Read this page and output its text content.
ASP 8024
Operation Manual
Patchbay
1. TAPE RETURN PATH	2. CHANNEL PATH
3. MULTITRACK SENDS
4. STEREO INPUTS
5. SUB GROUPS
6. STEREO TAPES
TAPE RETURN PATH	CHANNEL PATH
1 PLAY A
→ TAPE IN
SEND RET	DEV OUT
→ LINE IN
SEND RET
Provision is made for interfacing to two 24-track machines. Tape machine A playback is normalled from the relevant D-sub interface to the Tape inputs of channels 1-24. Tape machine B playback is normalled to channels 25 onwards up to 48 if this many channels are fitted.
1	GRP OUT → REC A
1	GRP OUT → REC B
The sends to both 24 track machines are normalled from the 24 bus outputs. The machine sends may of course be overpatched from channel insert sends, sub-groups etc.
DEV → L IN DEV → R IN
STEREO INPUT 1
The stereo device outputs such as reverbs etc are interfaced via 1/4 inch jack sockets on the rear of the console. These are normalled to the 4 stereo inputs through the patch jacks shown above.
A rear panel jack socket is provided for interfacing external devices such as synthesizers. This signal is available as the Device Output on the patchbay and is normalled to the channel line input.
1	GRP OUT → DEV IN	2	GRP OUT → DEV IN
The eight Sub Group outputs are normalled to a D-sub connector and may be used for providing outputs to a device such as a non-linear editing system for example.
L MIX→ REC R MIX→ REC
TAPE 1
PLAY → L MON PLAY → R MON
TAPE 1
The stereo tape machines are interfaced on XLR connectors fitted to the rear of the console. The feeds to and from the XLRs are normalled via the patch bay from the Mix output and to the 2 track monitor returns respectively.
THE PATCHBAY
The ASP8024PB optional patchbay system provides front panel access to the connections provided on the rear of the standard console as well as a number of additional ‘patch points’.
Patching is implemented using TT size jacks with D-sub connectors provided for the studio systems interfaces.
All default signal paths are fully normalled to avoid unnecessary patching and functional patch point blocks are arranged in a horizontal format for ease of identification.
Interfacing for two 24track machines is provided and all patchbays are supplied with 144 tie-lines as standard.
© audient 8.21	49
┄┄┄┄┄┄┄┄┄┄
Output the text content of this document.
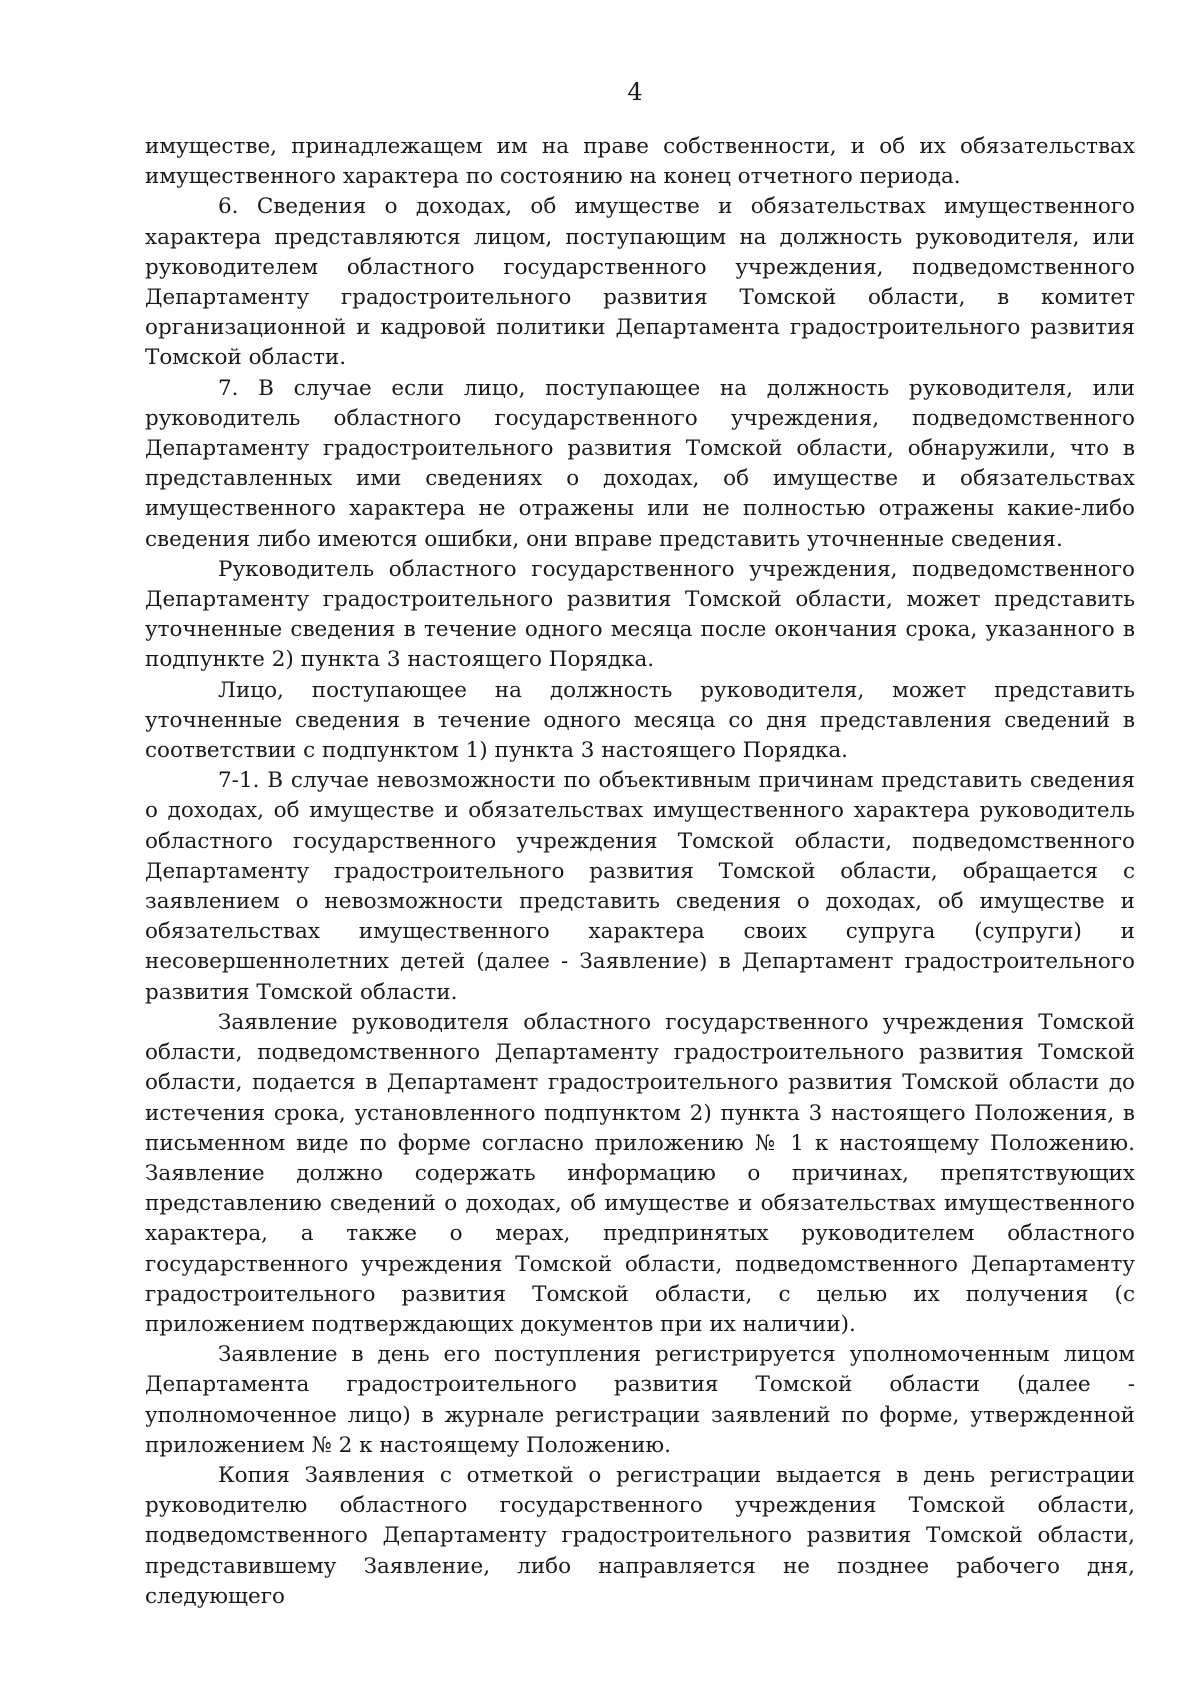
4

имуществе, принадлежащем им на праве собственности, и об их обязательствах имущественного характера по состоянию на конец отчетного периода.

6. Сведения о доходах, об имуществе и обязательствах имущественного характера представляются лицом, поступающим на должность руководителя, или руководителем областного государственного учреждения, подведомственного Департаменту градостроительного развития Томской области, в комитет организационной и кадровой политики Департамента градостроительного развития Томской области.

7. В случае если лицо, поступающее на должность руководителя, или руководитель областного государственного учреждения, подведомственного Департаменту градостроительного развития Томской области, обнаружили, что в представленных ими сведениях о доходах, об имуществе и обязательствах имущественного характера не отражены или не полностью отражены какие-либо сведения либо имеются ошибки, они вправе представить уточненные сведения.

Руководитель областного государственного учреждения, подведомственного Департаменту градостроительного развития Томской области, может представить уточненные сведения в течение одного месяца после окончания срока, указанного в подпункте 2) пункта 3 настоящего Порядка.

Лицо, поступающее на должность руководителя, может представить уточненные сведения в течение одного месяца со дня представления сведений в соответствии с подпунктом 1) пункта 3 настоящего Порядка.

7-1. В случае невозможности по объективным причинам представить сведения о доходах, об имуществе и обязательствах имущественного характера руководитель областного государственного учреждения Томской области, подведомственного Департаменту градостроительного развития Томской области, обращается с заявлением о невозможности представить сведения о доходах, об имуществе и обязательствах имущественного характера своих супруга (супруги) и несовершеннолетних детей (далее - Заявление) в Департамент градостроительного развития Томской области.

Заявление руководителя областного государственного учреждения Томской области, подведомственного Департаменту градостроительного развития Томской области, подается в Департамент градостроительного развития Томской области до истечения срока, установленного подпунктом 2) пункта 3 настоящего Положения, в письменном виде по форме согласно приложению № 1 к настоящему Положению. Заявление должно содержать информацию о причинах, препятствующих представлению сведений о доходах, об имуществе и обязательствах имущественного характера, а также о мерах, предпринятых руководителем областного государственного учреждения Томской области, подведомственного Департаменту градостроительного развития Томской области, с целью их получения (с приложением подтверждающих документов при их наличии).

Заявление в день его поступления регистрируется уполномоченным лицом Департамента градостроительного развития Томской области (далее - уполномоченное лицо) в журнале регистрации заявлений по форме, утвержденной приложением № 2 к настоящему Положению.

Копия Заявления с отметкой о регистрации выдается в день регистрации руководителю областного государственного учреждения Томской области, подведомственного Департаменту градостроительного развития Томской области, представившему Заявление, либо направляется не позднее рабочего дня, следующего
┄┄┄┄┄┄┄┄┄┄
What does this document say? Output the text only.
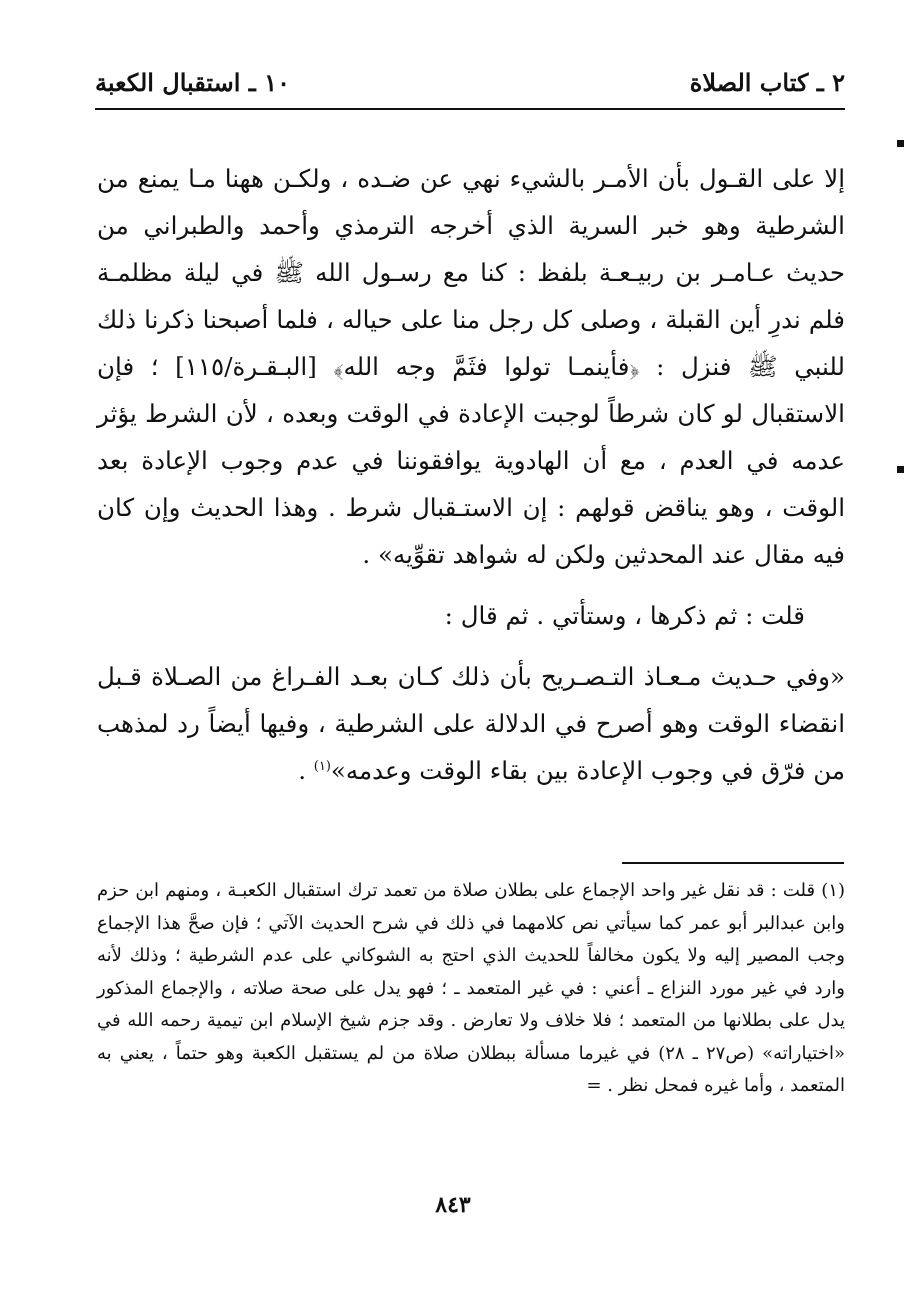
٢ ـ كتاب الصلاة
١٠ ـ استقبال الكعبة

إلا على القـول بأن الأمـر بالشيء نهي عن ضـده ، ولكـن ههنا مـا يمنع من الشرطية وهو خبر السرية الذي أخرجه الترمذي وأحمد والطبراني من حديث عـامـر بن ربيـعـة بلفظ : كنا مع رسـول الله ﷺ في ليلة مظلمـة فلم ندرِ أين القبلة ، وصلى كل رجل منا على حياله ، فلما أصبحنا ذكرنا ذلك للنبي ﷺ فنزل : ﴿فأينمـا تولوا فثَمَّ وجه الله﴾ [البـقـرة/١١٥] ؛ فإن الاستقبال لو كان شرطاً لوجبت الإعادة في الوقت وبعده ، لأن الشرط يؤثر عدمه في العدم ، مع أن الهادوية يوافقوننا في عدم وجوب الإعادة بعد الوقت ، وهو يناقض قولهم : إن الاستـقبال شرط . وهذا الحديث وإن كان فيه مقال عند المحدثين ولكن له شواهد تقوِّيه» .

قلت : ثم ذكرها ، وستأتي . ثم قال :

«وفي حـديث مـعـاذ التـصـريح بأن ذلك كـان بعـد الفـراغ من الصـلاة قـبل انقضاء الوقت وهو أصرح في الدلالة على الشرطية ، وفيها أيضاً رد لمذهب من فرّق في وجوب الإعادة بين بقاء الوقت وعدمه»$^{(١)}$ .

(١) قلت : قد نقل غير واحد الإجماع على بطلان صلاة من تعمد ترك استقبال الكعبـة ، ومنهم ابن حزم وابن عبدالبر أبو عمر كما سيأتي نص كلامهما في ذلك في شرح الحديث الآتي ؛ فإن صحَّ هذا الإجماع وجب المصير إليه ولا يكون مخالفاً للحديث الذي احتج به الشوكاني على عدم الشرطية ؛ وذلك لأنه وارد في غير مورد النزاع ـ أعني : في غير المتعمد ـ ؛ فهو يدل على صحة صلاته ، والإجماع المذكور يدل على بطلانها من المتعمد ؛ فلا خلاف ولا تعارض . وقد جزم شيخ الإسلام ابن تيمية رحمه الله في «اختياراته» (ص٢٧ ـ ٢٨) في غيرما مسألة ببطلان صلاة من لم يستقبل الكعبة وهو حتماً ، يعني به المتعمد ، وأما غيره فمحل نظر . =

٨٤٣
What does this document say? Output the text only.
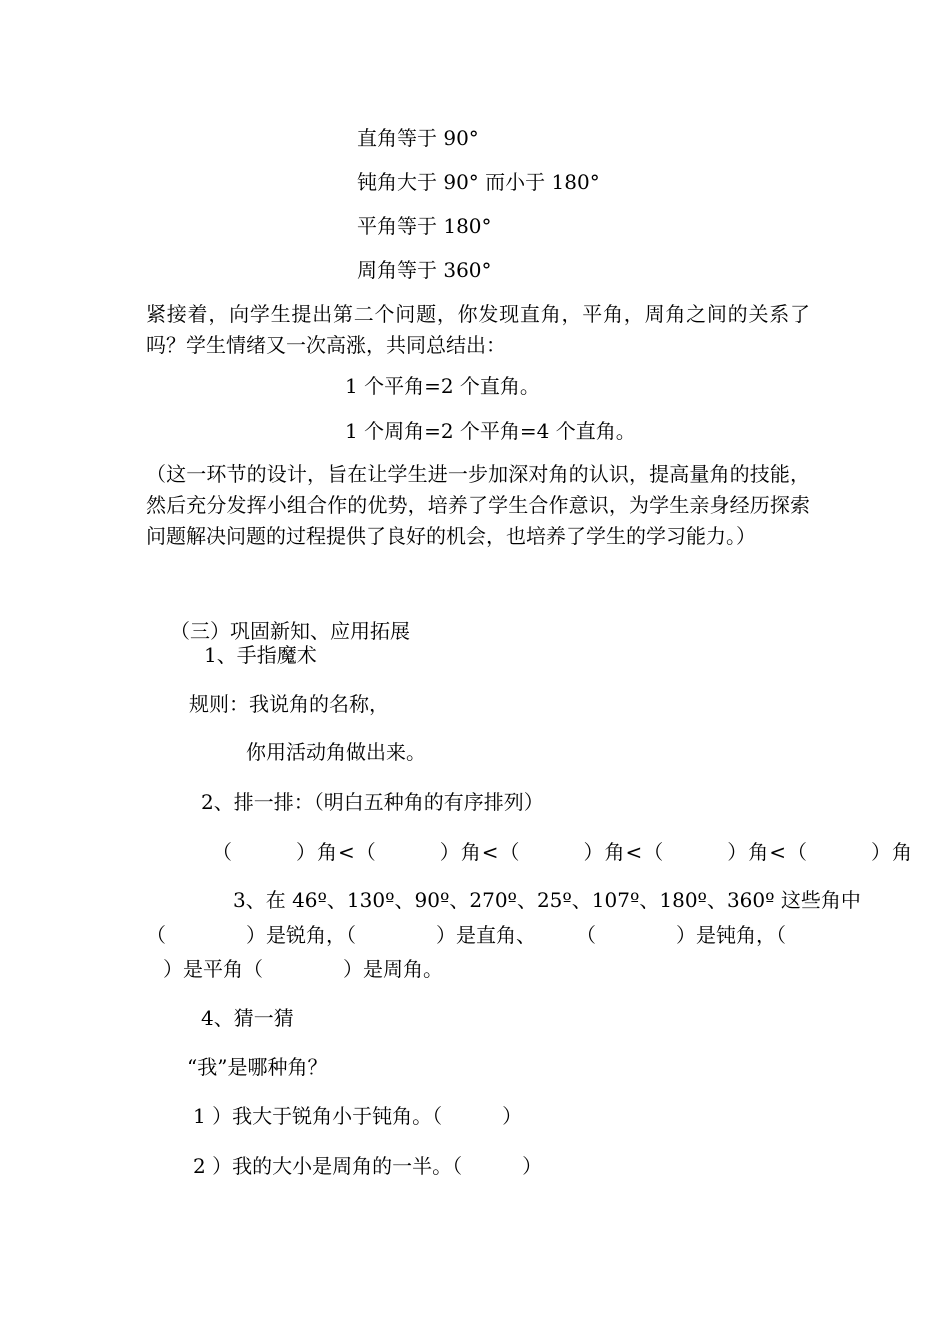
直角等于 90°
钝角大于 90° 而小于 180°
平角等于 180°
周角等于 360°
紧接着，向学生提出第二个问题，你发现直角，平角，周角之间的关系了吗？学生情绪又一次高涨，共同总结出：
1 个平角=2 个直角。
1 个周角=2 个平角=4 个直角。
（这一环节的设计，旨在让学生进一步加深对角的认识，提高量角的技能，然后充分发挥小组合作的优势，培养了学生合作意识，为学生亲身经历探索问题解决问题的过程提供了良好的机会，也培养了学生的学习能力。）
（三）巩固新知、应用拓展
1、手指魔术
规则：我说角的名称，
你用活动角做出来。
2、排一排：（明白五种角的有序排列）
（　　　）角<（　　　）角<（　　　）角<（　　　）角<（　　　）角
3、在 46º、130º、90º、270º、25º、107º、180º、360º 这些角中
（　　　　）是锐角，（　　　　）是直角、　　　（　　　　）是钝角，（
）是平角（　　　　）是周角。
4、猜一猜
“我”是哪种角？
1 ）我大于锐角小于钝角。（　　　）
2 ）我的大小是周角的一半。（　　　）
┄┄┄┄┄┄┄┄┄┄
The exercise: From the listing above, collect each line in which the string "text" appears.

Final result:
Read this page and output its text content.
Output the text content of this document.
What does this document say? Output the text only.
What does this document say? Output the text only.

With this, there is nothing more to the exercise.